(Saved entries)
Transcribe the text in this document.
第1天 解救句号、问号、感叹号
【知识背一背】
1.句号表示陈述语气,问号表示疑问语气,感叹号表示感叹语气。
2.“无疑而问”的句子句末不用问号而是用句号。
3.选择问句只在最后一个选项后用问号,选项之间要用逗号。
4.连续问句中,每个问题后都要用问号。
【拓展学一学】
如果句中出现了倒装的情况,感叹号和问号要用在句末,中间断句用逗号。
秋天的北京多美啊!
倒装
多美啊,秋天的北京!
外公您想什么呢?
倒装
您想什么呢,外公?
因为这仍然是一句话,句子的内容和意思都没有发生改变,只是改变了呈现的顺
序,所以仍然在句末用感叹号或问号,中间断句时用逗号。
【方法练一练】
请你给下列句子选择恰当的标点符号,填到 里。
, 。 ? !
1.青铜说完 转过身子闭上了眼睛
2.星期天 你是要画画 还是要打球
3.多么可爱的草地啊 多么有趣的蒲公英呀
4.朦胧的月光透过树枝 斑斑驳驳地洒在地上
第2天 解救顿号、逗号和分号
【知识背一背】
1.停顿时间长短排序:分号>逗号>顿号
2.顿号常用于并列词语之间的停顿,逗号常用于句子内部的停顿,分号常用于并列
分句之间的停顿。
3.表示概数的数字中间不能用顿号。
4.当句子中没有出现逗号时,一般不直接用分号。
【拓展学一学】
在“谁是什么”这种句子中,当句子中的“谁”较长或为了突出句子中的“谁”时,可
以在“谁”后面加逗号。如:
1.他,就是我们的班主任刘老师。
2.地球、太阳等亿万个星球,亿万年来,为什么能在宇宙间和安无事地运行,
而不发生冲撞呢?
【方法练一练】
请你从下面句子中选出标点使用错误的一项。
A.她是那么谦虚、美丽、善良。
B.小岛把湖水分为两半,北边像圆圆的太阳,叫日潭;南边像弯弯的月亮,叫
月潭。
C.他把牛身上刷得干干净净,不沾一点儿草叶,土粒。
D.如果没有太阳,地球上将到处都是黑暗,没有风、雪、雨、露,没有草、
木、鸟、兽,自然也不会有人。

# [Goal of the exercise]
Print the whole listing exactly as it is.

# [Full response]
Transcribe the text in this document.
第1天 解救句号、问号、感叹号
【知识背一背】
1.句号表示陈述语气,问号表示疑问语气,感叹号表示感叹语气。
2.“无疑而问”的句子句末不用问号而是用句号。
3.选择问句只在最后一个选项后用问号,选项之间要用逗号。
4.连续问句中,每个问题后都要用问号。
【拓展学一学】
如果句中出现了倒装的情况,感叹号和问号要用在句末,中间断句用逗号。
秋天的北京多美啊!
倒装
多美啊,秋天的北京!
外公您想什么呢?
倒装
您想什么呢,外公?
因为这仍然是一句话,句子的内容和意思都没有发生改变,只是改变了呈现的顺
序,所以仍然在句末用感叹号或问号,中间断句时用逗号。
【方法练一练】
请你给下列句子选择恰当的标点符号,填到 里。
, 。 ? !
1.青铜说完 转过身子闭上了眼睛
2.星期天 你是要画画 还是要打球
3.多么可爱的草地啊 多么有趣的蒲公英呀
4.朦胧的月光透过树枝 斑斑驳驳地洒在地上
第2天 解救顿号、逗号和分号
【知识背一背】
1.停顿时间长短排序:分号>逗号>顿号
2.顿号常用于并列词语之间的停顿,逗号常用于句子内部的停顿,分号常用于并列
分句之间的停顿。
3.表示概数的数字中间不能用顿号。
4.当句子中没有出现逗号时,一般不直接用分号。
【拓展学一学】
在“谁是什么”这种句子中,当句子中的“谁”较长或为了突出句子中的“谁”时,可
以在“谁”后面加逗号。如:
1.他,就是我们的班主任刘老师。
2.地球、太阳等亿万个星球,亿万年来,为什么能在宇宙间和安无事地运行,
而不发生冲撞呢?
【方法练一练】
请你从下面句子中选出标点使用错误的一项。
A.她是那么谦虚、美丽、善良。
B.小岛把湖水分为两半,北边像圆圆的太阳,叫日潭;南边像弯弯的月亮,叫
月潭。
C.他把牛身上刷得干干净净,不沾一点儿草叶,土粒。
D.如果没有太阳,地球上将到处都是黑暗,没有风、雪、雨、露,没有草、
木、鸟、兽,自然也不会有人。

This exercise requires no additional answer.